start RECORD SET

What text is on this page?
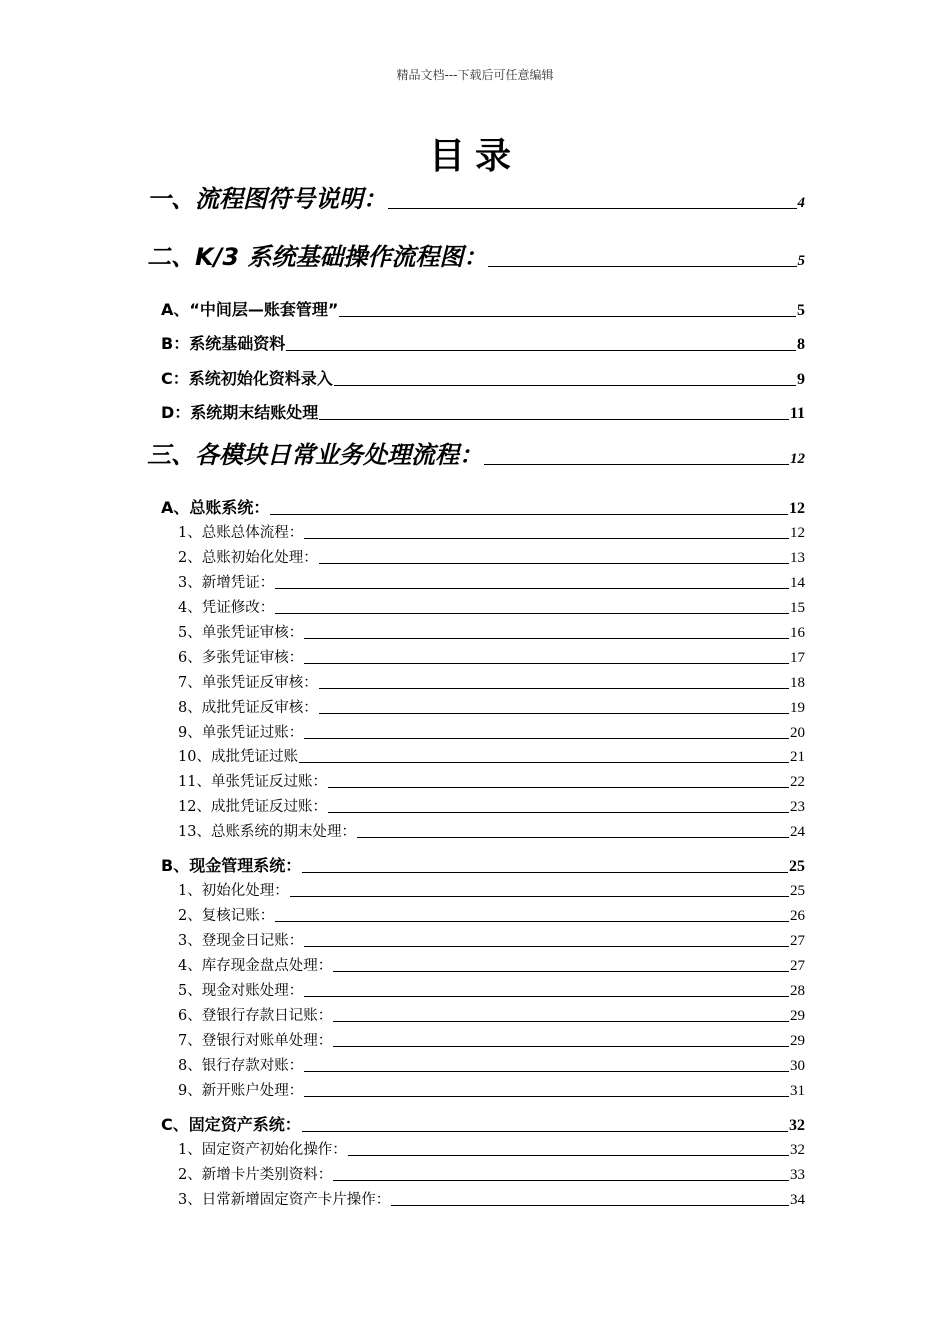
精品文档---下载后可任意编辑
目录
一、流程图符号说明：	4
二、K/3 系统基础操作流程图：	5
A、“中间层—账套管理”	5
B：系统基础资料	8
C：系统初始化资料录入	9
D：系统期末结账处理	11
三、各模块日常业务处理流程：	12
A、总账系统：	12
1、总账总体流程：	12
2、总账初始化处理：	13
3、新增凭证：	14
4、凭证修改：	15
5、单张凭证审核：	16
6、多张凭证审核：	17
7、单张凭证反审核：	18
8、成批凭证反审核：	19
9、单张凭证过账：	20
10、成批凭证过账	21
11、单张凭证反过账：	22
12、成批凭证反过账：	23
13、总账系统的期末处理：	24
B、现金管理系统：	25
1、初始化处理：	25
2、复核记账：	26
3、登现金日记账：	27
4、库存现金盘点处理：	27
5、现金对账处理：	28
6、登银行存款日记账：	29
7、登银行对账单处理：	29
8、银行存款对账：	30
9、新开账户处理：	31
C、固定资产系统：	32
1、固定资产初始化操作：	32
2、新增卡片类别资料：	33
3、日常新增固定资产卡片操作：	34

end RECORD SET

Retype all entries exactly as they appear, dropping the images.

SOLVED PROBLEM>
What text is on this page?
精品文档---下载后可任意编辑
目录
一、流程图符号说明：	4
二、K/3 系统基础操作流程图：	5
A、“中间层—账套管理”	5
B：系统基础资料	8
C：系统初始化资料录入	9
D：系统期末结账处理	11
三、各模块日常业务处理流程：	12
A、总账系统：	12
1、总账总体流程：	12
2、总账初始化处理：	13
3、新增凭证：	14
4、凭证修改：	15
5、单张凭证审核：	16
6、多张凭证审核：	17
7、单张凭证反审核：	18
8、成批凭证反审核：	19
9、单张凭证过账：	20
10、成批凭证过账	21
11、单张凭证反过账：	22
12、成批凭证反过账：	23
13、总账系统的期末处理：	24
B、现金管理系统：	25
1、初始化处理：	25
2、复核记账：	26
3、登现金日记账：	27
4、库存现金盘点处理：	27
5、现金对账处理：	28
6、登银行存款日记账：	29
7、登银行对账单处理：	29
8、银行存款对账：	30
9、新开账户处理：	31
C、固定资产系统：	32
1、固定资产初始化操作：	32
2、新增卡片类别资料：	33
3、日常新增固定资产卡片操作：	34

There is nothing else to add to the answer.